> [WRITTEN PROBLEM]: Copy each line in which the string "xlabel" occurs.

> [Dataset records]:

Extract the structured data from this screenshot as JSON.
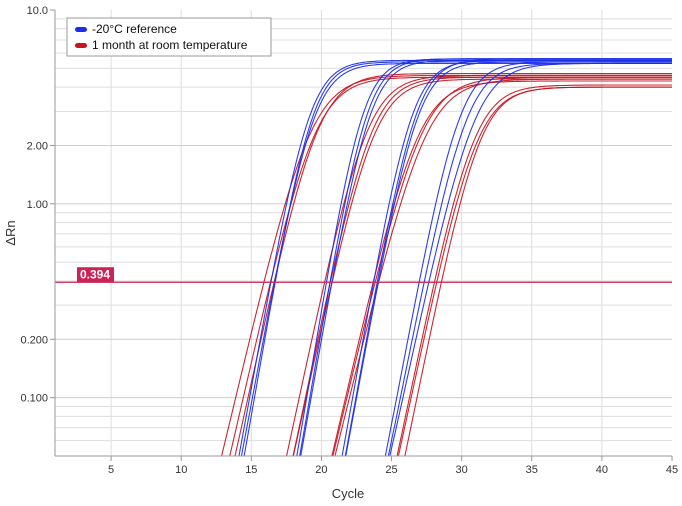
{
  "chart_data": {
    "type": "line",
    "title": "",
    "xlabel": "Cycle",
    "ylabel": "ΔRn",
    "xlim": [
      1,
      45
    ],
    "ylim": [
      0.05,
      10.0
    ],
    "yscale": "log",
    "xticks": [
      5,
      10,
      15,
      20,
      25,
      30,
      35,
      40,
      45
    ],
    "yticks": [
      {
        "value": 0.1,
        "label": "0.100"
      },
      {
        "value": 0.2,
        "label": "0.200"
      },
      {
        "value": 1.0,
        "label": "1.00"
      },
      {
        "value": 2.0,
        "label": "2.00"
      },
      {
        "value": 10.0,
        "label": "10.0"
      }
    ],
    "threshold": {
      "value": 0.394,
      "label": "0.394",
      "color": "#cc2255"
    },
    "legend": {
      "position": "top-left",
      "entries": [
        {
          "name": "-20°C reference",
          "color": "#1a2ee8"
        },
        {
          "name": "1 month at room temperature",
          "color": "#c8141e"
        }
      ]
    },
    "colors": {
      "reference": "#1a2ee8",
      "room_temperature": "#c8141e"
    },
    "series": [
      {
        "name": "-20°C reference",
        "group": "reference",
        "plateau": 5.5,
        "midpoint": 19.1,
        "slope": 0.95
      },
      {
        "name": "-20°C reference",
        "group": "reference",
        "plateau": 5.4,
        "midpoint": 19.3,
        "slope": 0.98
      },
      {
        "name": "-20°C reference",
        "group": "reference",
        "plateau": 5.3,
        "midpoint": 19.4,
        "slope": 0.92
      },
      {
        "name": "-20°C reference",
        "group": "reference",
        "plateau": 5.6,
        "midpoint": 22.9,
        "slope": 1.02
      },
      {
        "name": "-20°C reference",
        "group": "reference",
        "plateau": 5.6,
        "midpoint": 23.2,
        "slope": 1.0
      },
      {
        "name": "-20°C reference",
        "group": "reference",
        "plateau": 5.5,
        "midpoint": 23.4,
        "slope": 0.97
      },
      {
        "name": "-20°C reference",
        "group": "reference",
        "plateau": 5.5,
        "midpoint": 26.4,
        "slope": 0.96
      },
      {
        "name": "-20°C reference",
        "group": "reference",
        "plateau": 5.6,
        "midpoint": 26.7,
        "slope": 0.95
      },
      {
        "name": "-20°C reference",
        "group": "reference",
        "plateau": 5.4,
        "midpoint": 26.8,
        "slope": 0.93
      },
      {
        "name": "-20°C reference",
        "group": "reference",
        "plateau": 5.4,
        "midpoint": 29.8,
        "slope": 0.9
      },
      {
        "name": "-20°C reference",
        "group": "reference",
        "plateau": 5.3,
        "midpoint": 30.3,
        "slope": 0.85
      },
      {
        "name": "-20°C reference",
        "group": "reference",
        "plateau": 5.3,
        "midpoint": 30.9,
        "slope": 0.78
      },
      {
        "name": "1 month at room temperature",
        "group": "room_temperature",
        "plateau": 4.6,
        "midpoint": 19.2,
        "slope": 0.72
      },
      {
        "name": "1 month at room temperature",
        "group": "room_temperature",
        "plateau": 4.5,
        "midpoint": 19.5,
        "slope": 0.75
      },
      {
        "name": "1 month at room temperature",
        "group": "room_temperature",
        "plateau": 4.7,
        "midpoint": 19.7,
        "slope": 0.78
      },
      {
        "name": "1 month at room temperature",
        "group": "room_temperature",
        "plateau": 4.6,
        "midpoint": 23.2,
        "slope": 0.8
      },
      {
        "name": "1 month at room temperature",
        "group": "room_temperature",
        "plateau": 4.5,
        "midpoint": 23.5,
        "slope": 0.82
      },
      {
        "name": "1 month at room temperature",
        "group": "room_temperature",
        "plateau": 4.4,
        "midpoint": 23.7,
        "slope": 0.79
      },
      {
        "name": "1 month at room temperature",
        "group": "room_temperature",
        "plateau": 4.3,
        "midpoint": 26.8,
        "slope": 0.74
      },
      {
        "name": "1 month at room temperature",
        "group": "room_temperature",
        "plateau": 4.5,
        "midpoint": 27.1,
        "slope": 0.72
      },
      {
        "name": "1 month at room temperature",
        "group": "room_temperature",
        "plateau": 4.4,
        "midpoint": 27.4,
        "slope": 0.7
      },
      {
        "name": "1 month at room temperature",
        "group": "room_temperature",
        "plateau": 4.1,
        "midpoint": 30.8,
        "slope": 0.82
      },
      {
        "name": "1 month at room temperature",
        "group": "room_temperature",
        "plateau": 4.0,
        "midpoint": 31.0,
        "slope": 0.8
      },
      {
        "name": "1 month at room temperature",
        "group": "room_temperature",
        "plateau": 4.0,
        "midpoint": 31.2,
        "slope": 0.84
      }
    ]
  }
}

==

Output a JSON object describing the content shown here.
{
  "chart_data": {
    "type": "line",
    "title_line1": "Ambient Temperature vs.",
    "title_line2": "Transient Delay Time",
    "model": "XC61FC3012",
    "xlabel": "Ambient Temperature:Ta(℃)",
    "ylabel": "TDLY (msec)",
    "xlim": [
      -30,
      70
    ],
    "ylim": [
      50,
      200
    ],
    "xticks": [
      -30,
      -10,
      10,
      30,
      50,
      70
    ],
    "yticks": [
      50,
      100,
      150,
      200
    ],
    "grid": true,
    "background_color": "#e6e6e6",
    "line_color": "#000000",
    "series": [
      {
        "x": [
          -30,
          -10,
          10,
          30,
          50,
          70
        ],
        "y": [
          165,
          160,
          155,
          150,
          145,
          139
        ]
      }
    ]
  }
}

> [FULL SOLUTION]:
    "xlabel": "Cycle",
    "xlabel": "Ambient Temperature:Ta(℃)",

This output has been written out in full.